**REQUIREMENTS:**
Quote the records below in full, exactly as given, with the images taken out.

**Data records:**
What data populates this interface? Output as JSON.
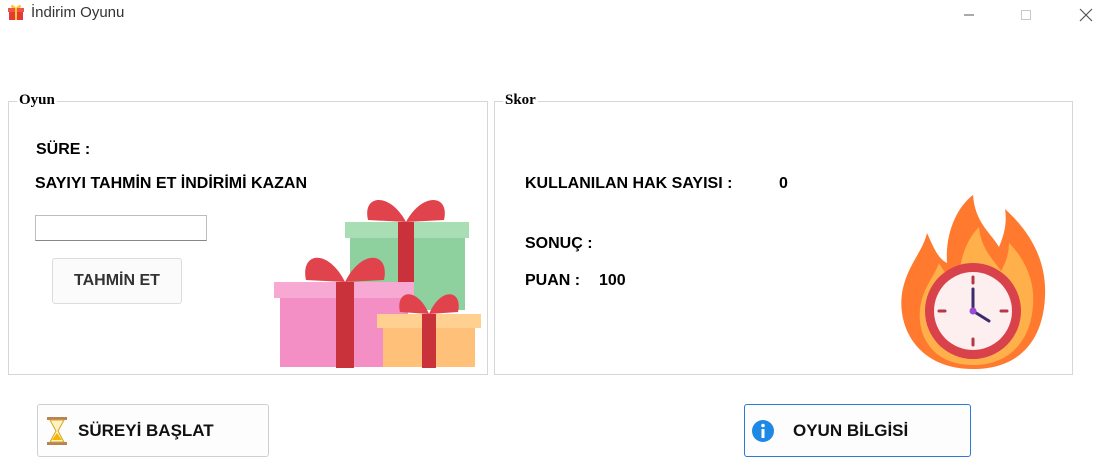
{
  "window": {
    "title": "İndirim Oyunu",
    "icons": [
      "gift-icon",
      "minimize-icon",
      "maximize-icon",
      "close-icon"
    ]
  },
  "game": {
    "legend": "Oyun",
    "time_label": "SÜRE :",
    "instruction": "SAYIYI TAHMİN ET İNDİRİMİ KAZAN",
    "guess_input": {
      "value": "",
      "placeholder": ""
    },
    "guess_button": "TAHMİN ET"
  },
  "score": {
    "legend": "Skor",
    "attempts_label": "KULLANILAN HAK SAYISI :",
    "attempts_value": "0",
    "result_label": "SONUÇ :",
    "points_label": "PUAN :",
    "points_value": "100"
  },
  "actions": {
    "start_label": "SÜREYİ BAŞLAT",
    "info_label": "OYUN BİLGİSİ"
  },
  "colors": {
    "focus_border": "#2a7ad6",
    "info_icon": "#1e88e5",
    "gift_pink": "#f48fc5",
    "gift_green": "#8fd19e",
    "gift_orange": "#ffc07a",
    "ribbon_red": "#d9343c",
    "flame_orange": "#ff7a2f",
    "clock_face": "#fdeef0"
  }
}
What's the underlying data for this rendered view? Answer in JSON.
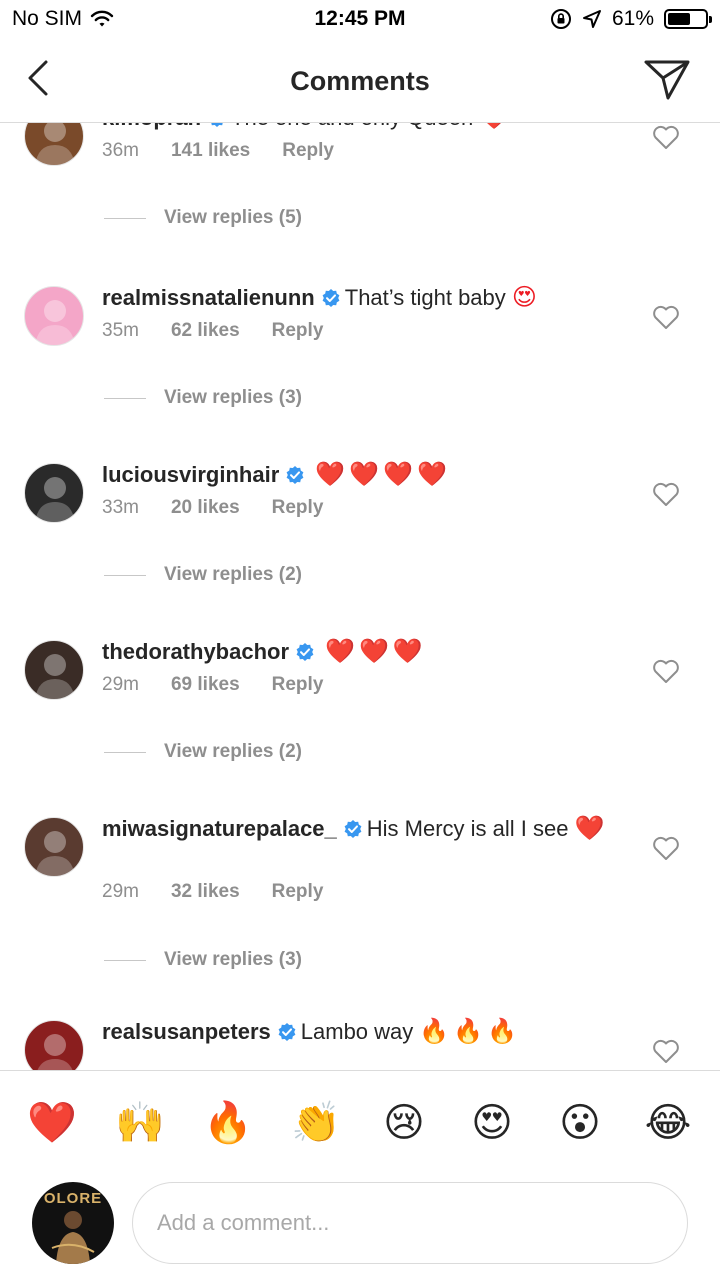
{
  "status_bar": {
    "carrier": "No SIM",
    "time": "12:45 PM",
    "battery": "61%",
    "battery_level": 0.61
  },
  "nav": {
    "title": "Comments",
    "back_icon": "chevron-left-icon",
    "send_icon": "paper-plane-icon"
  },
  "comments": [
    {
      "username": "kimoprah",
      "text": "The one and only Queen",
      "emoji": "❤️",
      "time": "36m",
      "likes": "141 likes",
      "reply": "Reply",
      "view_replies": "View replies (5)",
      "avatar_color": "#7a4a2a"
    },
    {
      "username": "realmissnatalienunn",
      "text": "That’s tight baby",
      "emoji": "😍",
      "time": "35m",
      "likes": "62 likes",
      "reply": "Reply",
      "view_replies": "View replies (3)",
      "avatar_color": "#f4a6c8"
    },
    {
      "username": "luciousvirginhair",
      "text": "",
      "emoji": "❤️❤️❤️❤️",
      "time": "33m",
      "likes": "20 likes",
      "reply": "Reply",
      "view_replies": "View replies (2)",
      "avatar_color": "#2a2a2a"
    },
    {
      "username": "thedorathybachor",
      "text": "",
      "emoji": "❤️❤️❤️",
      "time": "29m",
      "likes": "69 likes",
      "reply": "Reply",
      "view_replies": "View replies (2)",
      "avatar_color": "#3a2c26"
    },
    {
      "username": "miwasignaturepalace_",
      "text": "His Mercy is all I see",
      "emoji": "❤️",
      "time": "29m",
      "likes": "32 likes",
      "reply": "Reply",
      "view_replies": "View replies (3)",
      "avatar_color": "#5a3b30"
    },
    {
      "username": "realsusanpeters",
      "text": "Lambo way",
      "emoji": "🔥🔥🔥",
      "time": "",
      "likes": "",
      "reply": "",
      "view_replies": "",
      "avatar_color": "#8a1e1e"
    }
  ],
  "reactions": [
    "❤️",
    "🙌",
    "🔥",
    "👏",
    "😢",
    "😍",
    "😮",
    "😂"
  ],
  "composer": {
    "placeholder": "Add a comment...",
    "avatar_text": "OLORE"
  },
  "colors": {
    "text": "#262626",
    "secondary": "#8e8e8e",
    "verified": "#3897f0",
    "heart": "#ed1c24"
  }
}
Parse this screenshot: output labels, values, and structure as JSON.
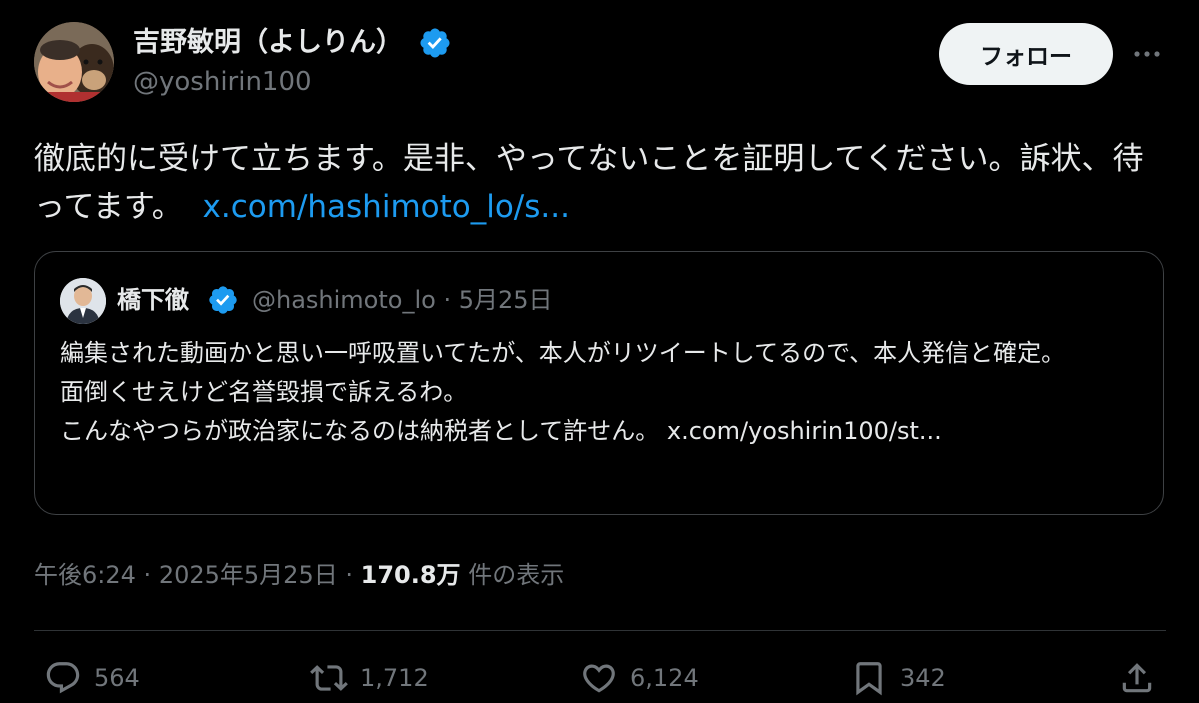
{
  "author": {
    "display_name": "吉野敏明（よしりん）",
    "handle": "@yoshirin100"
  },
  "header": {
    "follow_label": "フォロー",
    "more_icon": "more-horizontal-icon"
  },
  "tweet": {
    "text": "徹底的に受けて立ちます。是非、やってないことを証明してください。訴状、待ってます。",
    "link": "x.com/hashimoto_lo/s..."
  },
  "quote": {
    "name": "橋下徹",
    "handle": "@hashimoto_lo",
    "separator": "·",
    "date": "5月25日",
    "lines": [
      "編集された動画かと思い一呼吸置いてたが、本人がリツイートしてるので、本人発信と確定。",
      "面倒くせえけど名誉毀損で訴えるわ。",
      "こんなやつらが政治家になるのは納税者として許せん。 x.com/yoshirin100/st..."
    ]
  },
  "meta": {
    "time": "午後6:24",
    "sep1": "·",
    "date": "2025年5月25日",
    "sep2": "·",
    "views": "170.8万",
    "views_suffix": "件の表示"
  },
  "actions": {
    "replies": "564",
    "reposts": "1,712",
    "likes": "6,124",
    "bookmarks": "342"
  },
  "colors": {
    "background": "#000000",
    "text": "#e7e9ea",
    "muted": "#71767b",
    "link": "#1d9bf0",
    "verified": "#1d9bf0"
  }
}
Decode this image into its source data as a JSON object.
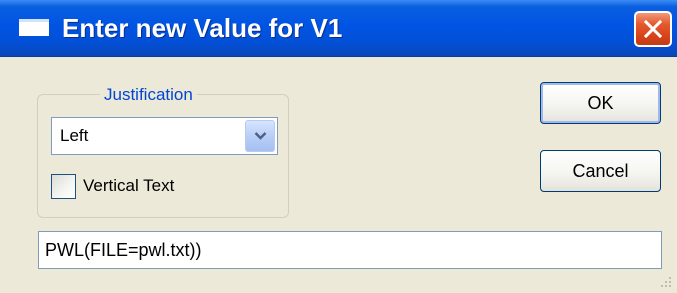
{
  "window": {
    "title": "Enter new Value for V1",
    "colors": {
      "titlebar": "#0054E3",
      "background": "#ECE9D8",
      "close_button": "#D9441B",
      "legend_text": "#0046D5"
    }
  },
  "justification": {
    "legend": "Justification",
    "selected": "Left"
  },
  "vertical_text": {
    "label": "Vertical Text",
    "checked": false
  },
  "buttons": {
    "ok": "OK",
    "cancel": "Cancel"
  },
  "value_field": {
    "value": "PWL(FILE=pwl.txt))"
  },
  "icons": {
    "window_icon": "window-icon",
    "close": "close-icon",
    "dropdown": "chevron-down-icon",
    "grip": "resize-grip-icon"
  }
}
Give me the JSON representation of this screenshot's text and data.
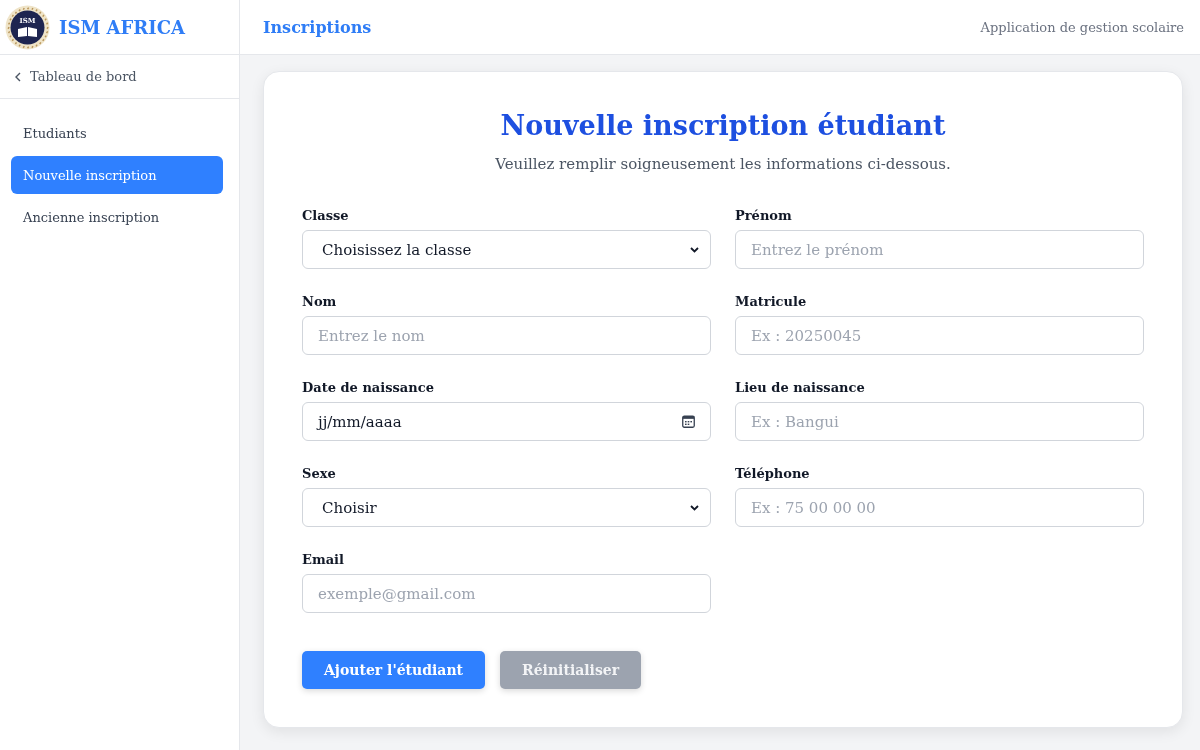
{
  "brand": {
    "logo_text": "ISM",
    "name": "ISM AFRICA"
  },
  "header": {
    "title": "Inscriptions",
    "subtitle": "Application de gestion scolaire"
  },
  "sidebar": {
    "back_link": "Tableau de bord",
    "items": [
      {
        "label": "Etudiants",
        "selected": false
      },
      {
        "label": "Nouvelle inscription",
        "selected": true
      },
      {
        "label": "Ancienne inscription",
        "selected": false
      }
    ]
  },
  "form": {
    "title": "Nouvelle inscription étudiant",
    "subtitle": "Veuillez remplir soigneusement les informations ci-dessous.",
    "fields": [
      {
        "label": "Classe",
        "kind": "select",
        "value": "Choisissez la classe"
      },
      {
        "label": "Prénom",
        "kind": "text",
        "placeholder": "Entrez le prénom"
      },
      {
        "label": "Nom",
        "kind": "text",
        "placeholder": "Entrez le nom"
      },
      {
        "label": "Matricule",
        "kind": "text",
        "placeholder": "Ex : 20250045"
      },
      {
        "label": "Date de naissance",
        "kind": "date",
        "value": "jj/mm/aaaa"
      },
      {
        "label": "Lieu de naissance",
        "kind": "text",
        "placeholder": "Ex : Bangui"
      },
      {
        "label": "Sexe",
        "kind": "select",
        "value": "Choisir"
      },
      {
        "label": "Téléphone",
        "kind": "text",
        "placeholder": "Ex : 75 00 00 00"
      },
      {
        "label": "Email",
        "kind": "text",
        "placeholder": "exemple@gmail.com"
      }
    ],
    "buttons": [
      {
        "label": "Ajouter l'étudiant",
        "kind": "primary"
      },
      {
        "label": "Réinitialiser",
        "kind": "secondary"
      }
    ]
  }
}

**ANSWER TO THIS EXERCISE:**
What data populates this interface? Output as JSON.
{
  "window": {
    "title": "İndirim Oyunu",
    "icons": [
      "gift-icon",
      "minimize-icon",
      "maximize-icon",
      "close-icon"
    ]
  },
  "game": {
    "legend": "Oyun",
    "time_label": "SÜRE :",
    "instruction": "SAYIYI TAHMİN ET İNDİRİMİ KAZAN",
    "guess_input": {
      "value": "",
      "placeholder": ""
    },
    "guess_button": "TAHMİN ET"
  },
  "score": {
    "legend": "Skor",
    "attempts_label": "KULLANILAN HAK SAYISI :",
    "attempts_value": "0",
    "result_label": "SONUÇ :",
    "points_label": "PUAN :",
    "points_value": "100"
  },
  "actions": {
    "start_label": "SÜREYİ BAŞLAT",
    "info_label": "OYUN BİLGİSİ"
  },
  "colors": {
    "focus_border": "#2a7ad6",
    "info_icon": "#1e88e5",
    "gift_pink": "#f48fc5",
    "gift_green": "#8fd19e",
    "gift_orange": "#ffc07a",
    "ribbon_red": "#d9343c",
    "flame_orange": "#ff7a2f",
    "clock_face": "#fdeef0"
  }
}
What's the underlying data for this rendered view? Answer in JSON.
{
  "status_bar": {
    "carrier": "No SIM",
    "time": "12:45 PM",
    "battery": "61%",
    "battery_level": 0.61
  },
  "nav": {
    "title": "Comments",
    "back_icon": "chevron-left-icon",
    "send_icon": "paper-plane-icon"
  },
  "comments": [
    {
      "username": "kimoprah",
      "text": "The one and only Queen",
      "emoji": "❤️",
      "time": "36m",
      "likes": "141 likes",
      "reply": "Reply",
      "view_replies": "View replies (5)",
      "avatar_color": "#7a4a2a"
    },
    {
      "username": "realmissnatalienunn",
      "text": "That’s tight baby",
      "emoji": "😍",
      "time": "35m",
      "likes": "62 likes",
      "reply": "Reply",
      "view_replies": "View replies (3)",
      "avatar_color": "#f4a6c8"
    },
    {
      "username": "luciousvirginhair",
      "text": "",
      "emoji": "❤️❤️❤️❤️",
      "time": "33m",
      "likes": "20 likes",
      "reply": "Reply",
      "view_replies": "View replies (2)",
      "avatar_color": "#2a2a2a"
    },
    {
      "username": "thedorathybachor",
      "text": "",
      "emoji": "❤️❤️❤️",
      "time": "29m",
      "likes": "69 likes",
      "reply": "Reply",
      "view_replies": "View replies (2)",
      "avatar_color": "#3a2c26"
    },
    {
      "username": "miwasignaturepalace_",
      "text": "His Mercy is all I see",
      "emoji": "❤️",
      "time": "29m",
      "likes": "32 likes",
      "reply": "Reply",
      "view_replies": "View replies (3)",
      "avatar_color": "#5a3b30"
    },
    {
      "username": "realsusanpeters",
      "text": "Lambo way",
      "emoji": "🔥🔥🔥",
      "time": "",
      "likes": "",
      "reply": "",
      "view_replies": "",
      "avatar_color": "#8a1e1e"
    }
  ],
  "reactions": [
    "❤️",
    "🙌",
    "🔥",
    "👏",
    "😢",
    "😍",
    "😮",
    "😂"
  ],
  "composer": {
    "placeholder": "Add a comment...",
    "avatar_text": "OLORE"
  },
  "colors": {
    "text": "#262626",
    "secondary": "#8e8e8e",
    "verified": "#3897f0",
    "heart": "#ed1c24"
  }
}
Parse this screenshot: output labels, values, and structure as JSON.
{
  "author": {
    "display_name": "吉野敏明（よしりん）",
    "handle": "@yoshirin100"
  },
  "header": {
    "follow_label": "フォロー",
    "more_icon": "more-horizontal-icon"
  },
  "tweet": {
    "text": "徹底的に受けて立ちます。是非、やってないことを証明してください。訴状、待ってます。",
    "link": "x.com/hashimoto_lo/s..."
  },
  "quote": {
    "name": "橋下徹",
    "handle": "@hashimoto_lo",
    "separator": "·",
    "date": "5月25日",
    "lines": [
      "編集された動画かと思い一呼吸置いてたが、本人がリツイートしてるので、本人発信と確定。",
      "面倒くせえけど名誉毀損で訴えるわ。",
      "こんなやつらが政治家になるのは納税者として許せん。 x.com/yoshirin100/st..."
    ]
  },
  "meta": {
    "time": "午後6:24",
    "sep1": "·",
    "date": "2025年5月25日",
    "sep2": "·",
    "views": "170.8万",
    "views_suffix": "件の表示"
  },
  "actions": {
    "replies": "564",
    "reposts": "1,712",
    "likes": "6,124",
    "bookmarks": "342"
  },
  "colors": {
    "background": "#000000",
    "text": "#e7e9ea",
    "muted": "#71767b",
    "link": "#1d9bf0",
    "verified": "#1d9bf0"
  }
}
Decode this image into its source data as a JSON object.
{
  "window": {
    "title": "Enter new Value for V1",
    "colors": {
      "titlebar": "#0054E3",
      "background": "#ECE9D8",
      "close_button": "#D9441B",
      "legend_text": "#0046D5"
    }
  },
  "justification": {
    "legend": "Justification",
    "selected": "Left"
  },
  "vertical_text": {
    "label": "Vertical Text",
    "checked": false
  },
  "buttons": {
    "ok": "OK",
    "cancel": "Cancel"
  },
  "value_field": {
    "value": "PWL(FILE=pwl.txt))"
  },
  "icons": {
    "window_icon": "window-icon",
    "close": "close-icon",
    "dropdown": "chevron-down-icon",
    "grip": "resize-grip-icon"
  }
}
Give me the JSON representation of this screenshot's text and data.
{
  "brand": {
    "logo_text": "ISM",
    "name": "ISM AFRICA"
  },
  "header": {
    "title": "Inscriptions",
    "subtitle": "Application de gestion scolaire"
  },
  "sidebar": {
    "back_link": "Tableau de bord",
    "items": [
      {
        "label": "Etudiants",
        "selected": false
      },
      {
        "label": "Nouvelle inscription",
        "selected": true
      },
      {
        "label": "Ancienne inscription",
        "selected": false
      }
    ]
  },
  "form": {
    "title": "Nouvelle inscription étudiant",
    "subtitle": "Veuillez remplir soigneusement les informations ci-dessous.",
    "fields": [
      {
        "label": "Classe",
        "kind": "select",
        "value": "Choisissez la classe"
      },
      {
        "label": "Prénom",
        "kind": "text",
        "placeholder": "Entrez le prénom"
      },
      {
        "label": "Nom",
        "kind": "text",
        "placeholder": "Entrez le nom"
      },
      {
        "label": "Matricule",
        "kind": "text",
        "placeholder": "Ex : 20250045"
      },
      {
        "label": "Date de naissance",
        "kind": "date",
        "value": "jj/mm/aaaa"
      },
      {
        "label": "Lieu de naissance",
        "kind": "text",
        "placeholder": "Ex : Bangui"
      },
      {
        "label": "Sexe",
        "kind": "select",
        "value": "Choisir"
      },
      {
        "label": "Téléphone",
        "kind": "text",
        "placeholder": "Ex : 75 00 00 00"
      },
      {
        "label": "Email",
        "kind": "text",
        "placeholder": "exemple@gmail.com"
      }
    ],
    "buttons": [
      {
        "label": "Ajouter l'étudiant",
        "kind": "primary"
      },
      {
        "label": "Réinitialiser",
        "kind": "secondary"
      }
    ]
  }
}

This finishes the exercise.